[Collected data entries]

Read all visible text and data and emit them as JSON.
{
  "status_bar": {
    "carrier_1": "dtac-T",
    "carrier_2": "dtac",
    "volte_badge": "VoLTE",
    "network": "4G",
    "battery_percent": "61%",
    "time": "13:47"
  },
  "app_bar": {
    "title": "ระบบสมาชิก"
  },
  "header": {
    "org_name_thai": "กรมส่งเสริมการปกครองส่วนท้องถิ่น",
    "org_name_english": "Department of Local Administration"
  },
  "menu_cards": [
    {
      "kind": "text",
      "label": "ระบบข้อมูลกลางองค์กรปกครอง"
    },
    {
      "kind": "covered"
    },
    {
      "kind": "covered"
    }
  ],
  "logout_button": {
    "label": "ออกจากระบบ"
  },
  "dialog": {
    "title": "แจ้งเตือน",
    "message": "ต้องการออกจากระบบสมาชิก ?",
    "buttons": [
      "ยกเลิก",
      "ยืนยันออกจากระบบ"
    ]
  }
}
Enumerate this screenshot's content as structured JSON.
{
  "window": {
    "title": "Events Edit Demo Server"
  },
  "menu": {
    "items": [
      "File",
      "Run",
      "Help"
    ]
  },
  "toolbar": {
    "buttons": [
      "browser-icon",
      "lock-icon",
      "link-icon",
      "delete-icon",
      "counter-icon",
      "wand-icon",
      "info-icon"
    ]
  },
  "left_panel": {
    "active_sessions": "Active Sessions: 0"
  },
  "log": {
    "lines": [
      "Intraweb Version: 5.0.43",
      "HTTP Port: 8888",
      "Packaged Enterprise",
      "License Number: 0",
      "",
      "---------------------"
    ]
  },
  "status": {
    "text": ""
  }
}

[OBJECTIVE]
Extract the data exactly as given.

[EXERCISE SOLUTION]
Read all visible text and data and emit them as JSON.
{
  "status_bar": {
    "carrier_1": "dtac-T",
    "carrier_2": "dtac",
    "volte_badge": "VoLTE",
    "network": "4G",
    "battery_percent": "61%",
    "time": "13:47"
  },
  "app_bar": {
    "title": "ระบบสมาชิก"
  },
  "header": {
    "org_name_thai": "กรมส่งเสริมการปกครองส่วนท้องถิ่น",
    "org_name_english": "Department of Local Administration"
  },
  "menu_cards": [
    {
      "kind": "text",
      "label": "ระบบข้อมูลกลางองค์กรปกครอง"
    },
    {
      "kind": "covered"
    },
    {
      "kind": "covered"
    }
  ],
  "logout_button": {
    "label": "ออกจากระบบ"
  },
  "dialog": {
    "title": "แจ้งเตือน",
    "message": "ต้องการออกจากระบบสมาชิก ?",
    "buttons": [
      "ยกเลิก",
      "ยืนยันออกจากระบบ"
    ]
  }
}
Enumerate this screenshot's content as structured JSON.
{
  "window": {
    "title": "Events Edit Demo Server"
  },
  "menu": {
    "items": [
      "File",
      "Run",
      "Help"
    ]
  },
  "toolbar": {
    "buttons": [
      "browser-icon",
      "lock-icon",
      "link-icon",
      "delete-icon",
      "counter-icon",
      "wand-icon",
      "info-icon"
    ]
  },
  "left_panel": {
    "active_sessions": "Active Sessions: 0"
  },
  "log": {
    "lines": [
      "Intraweb Version: 5.0.43",
      "HTTP Port: 8888",
      "Packaged Enterprise",
      "License Number: 0",
      "",
      "---------------------"
    ]
  },
  "status": {
    "text": ""
  }
}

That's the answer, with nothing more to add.